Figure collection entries
◇ ◇ ◇ ◇
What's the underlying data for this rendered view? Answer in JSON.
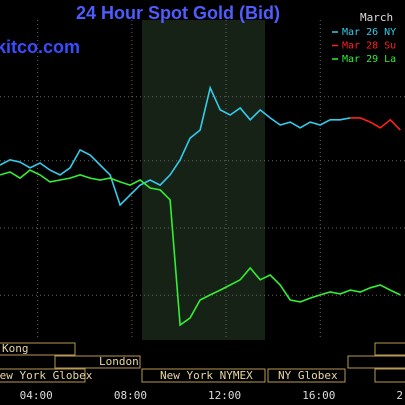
{
  "chart_data": {
    "type": "line",
    "title": "24 Hour Spot Gold (Bid)",
    "watermark": "kitco.com",
    "legend_title": "March",
    "x": [
      2.4,
      2.825,
      3.25,
      3.675,
      4.1,
      4.525,
      4.95,
      5.375,
      5.8,
      6.225,
      6.65,
      7.075,
      7.5,
      7.925,
      8.35,
      8.775,
      9.2,
      9.625,
      10.05,
      10.475,
      10.9,
      11.325,
      11.75,
      12.175,
      12.6,
      13.025,
      13.45,
      13.875,
      14.3,
      14.725,
      15.15,
      15.575,
      16,
      16.425,
      16.85,
      17.275,
      17.7,
      18.125,
      18.55,
      18.975,
      19.4
    ],
    "series": [
      {
        "name": "Mar 26 NY",
        "color": "#33ccee",
        "values": [
          54.7,
          56.3,
          55.6,
          53.8,
          55.3,
          53.1,
          51.6,
          53.8,
          59.4,
          57.8,
          54.7,
          51.6,
          42.2,
          45.3,
          48.4,
          50,
          48.4,
          51.6,
          56.3,
          63.1,
          65.6,
          78.8,
          71.9,
          70.3,
          72.5,
          68.8,
          71.9,
          69.4,
          67.2,
          68.1,
          66.3,
          68.1,
          67.2,
          68.8,
          68.8,
          69.4,
          null,
          null,
          null,
          null,
          null
        ]
      },
      {
        "name": "Mar 28 Su",
        "color": "#ff2020",
        "values": [
          null,
          null,
          null,
          null,
          null,
          null,
          null,
          null,
          null,
          null,
          null,
          null,
          null,
          null,
          null,
          null,
          null,
          null,
          null,
          null,
          null,
          null,
          null,
          null,
          null,
          null,
          null,
          null,
          null,
          null,
          null,
          null,
          null,
          null,
          null,
          69.4,
          69.4,
          68.1,
          66.3,
          68.8,
          65.6
        ]
      },
      {
        "name": "Mar 29 La",
        "color": "#33ee33",
        "values": [
          51.6,
          52.5,
          50.6,
          53.1,
          51.6,
          49.4,
          50,
          50.6,
          51.6,
          50.6,
          50,
          50.6,
          49.4,
          48.4,
          50,
          47.5,
          46.9,
          43.8,
          4.7,
          6.9,
          12.5,
          14.1,
          15.6,
          17.2,
          18.8,
          22.5,
          18.8,
          20.3,
          17.2,
          12.5,
          11.9,
          13.1,
          14.1,
          15,
          14.4,
          15.6,
          15,
          16.3,
          17.2,
          15.6,
          14.1
        ]
      }
    ],
    "xlim": [
      2.4,
      19.6
    ],
    "xticks": [
      {
        "value": 4,
        "label": "04:00"
      },
      {
        "value": 8,
        "label": "08:00"
      },
      {
        "value": 12,
        "label": "12:00"
      },
      {
        "value": 16,
        "label": "16:00"
      },
      {
        "value": 20,
        "label": "2"
      }
    ],
    "ylim": [
      0,
      100
    ],
    "yticks": [
      14,
      35,
      56,
      76
    ],
    "grid": true,
    "session_labels": [
      "Kong",
      "London",
      "New York Globex",
      "New York NYMEX",
      "NY Globex"
    ]
  }
}
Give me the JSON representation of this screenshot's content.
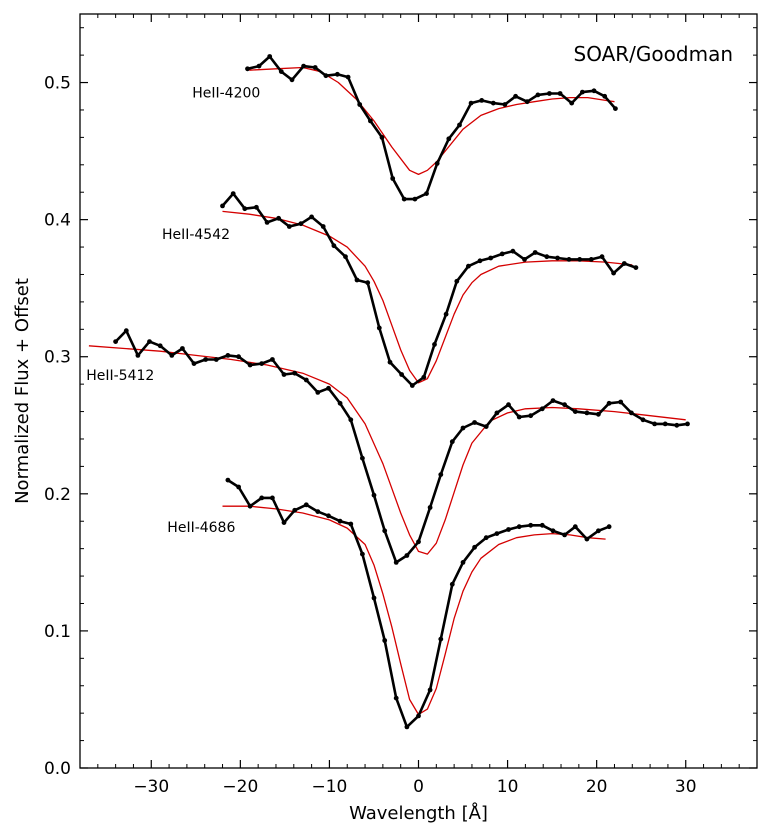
◇ ◇ ◇ ◇
Written task:
Reproduce the full listing above verbatim, with no pictures included.

Response to the task:
What's the underlying data for this rendered view? Answer in JSON.
{
  "chart_data": {
    "type": "line",
    "title": "24 Hour Spot Gold (Bid)",
    "watermark": "kitco.com",
    "legend_title": "March",
    "x": [
      2.4,
      2.825,
      3.25,
      3.675,
      4.1,
      4.525,
      4.95,
      5.375,
      5.8,
      6.225,
      6.65,
      7.075,
      7.5,
      7.925,
      8.35,
      8.775,
      9.2,
      9.625,
      10.05,
      10.475,
      10.9,
      11.325,
      11.75,
      12.175,
      12.6,
      13.025,
      13.45,
      13.875,
      14.3,
      14.725,
      15.15,
      15.575,
      16,
      16.425,
      16.85,
      17.275,
      17.7,
      18.125,
      18.55,
      18.975,
      19.4
    ],
    "series": [
      {
        "name": "Mar 26 NY",
        "color": "#33ccee",
        "values": [
          54.7,
          56.3,
          55.6,
          53.8,
          55.3,
          53.1,
          51.6,
          53.8,
          59.4,
          57.8,
          54.7,
          51.6,
          42.2,
          45.3,
          48.4,
          50,
          48.4,
          51.6,
          56.3,
          63.1,
          65.6,
          78.8,
          71.9,
          70.3,
          72.5,
          68.8,
          71.9,
          69.4,
          67.2,
          68.1,
          66.3,
          68.1,
          67.2,
          68.8,
          68.8,
          69.4,
          null,
          null,
          null,
          null,
          null
        ]
      },
      {
        "name": "Mar 28 Su",
        "color": "#ff2020",
        "values": [
          null,
          null,
          null,
          null,
          null,
          null,
          null,
          null,
          null,
          null,
          null,
          null,
          null,
          null,
          null,
          null,
          null,
          null,
          null,
          null,
          null,
          null,
          null,
          null,
          null,
          null,
          null,
          null,
          null,
          null,
          null,
          null,
          null,
          null,
          null,
          69.4,
          69.4,
          68.1,
          66.3,
          68.8,
          65.6
        ]
      },
      {
        "name": "Mar 29 La",
        "color": "#33ee33",
        "values": [
          51.6,
          52.5,
          50.6,
          53.1,
          51.6,
          49.4,
          50,
          50.6,
          51.6,
          50.6,
          50,
          50.6,
          49.4,
          48.4,
          50,
          47.5,
          46.9,
          43.8,
          4.7,
          6.9,
          12.5,
          14.1,
          15.6,
          17.2,
          18.8,
          22.5,
          18.8,
          20.3,
          17.2,
          12.5,
          11.9,
          13.1,
          14.1,
          15,
          14.4,
          15.6,
          15,
          16.3,
          17.2,
          15.6,
          14.1
        ]
      }
    ],
    "xlim": [
      2.4,
      19.6
    ],
    "xticks": [
      {
        "value": 4,
        "label": "04:00"
      },
      {
        "value": 8,
        "label": "08:00"
      },
      {
        "value": 12,
        "label": "12:00"
      },
      {
        "value": 16,
        "label": "16:00"
      },
      {
        "value": 20,
        "label": "2"
      }
    ],
    "ylim": [
      0,
      100
    ],
    "yticks": [
      14,
      35,
      56,
      76
    ],
    "grid": true,
    "session_labels": [
      "Kong",
      "London",
      "New York Globex",
      "New York NYMEX",
      "NY Globex"
    ]
  }
}
Give me the JSON representation of this screenshot's content.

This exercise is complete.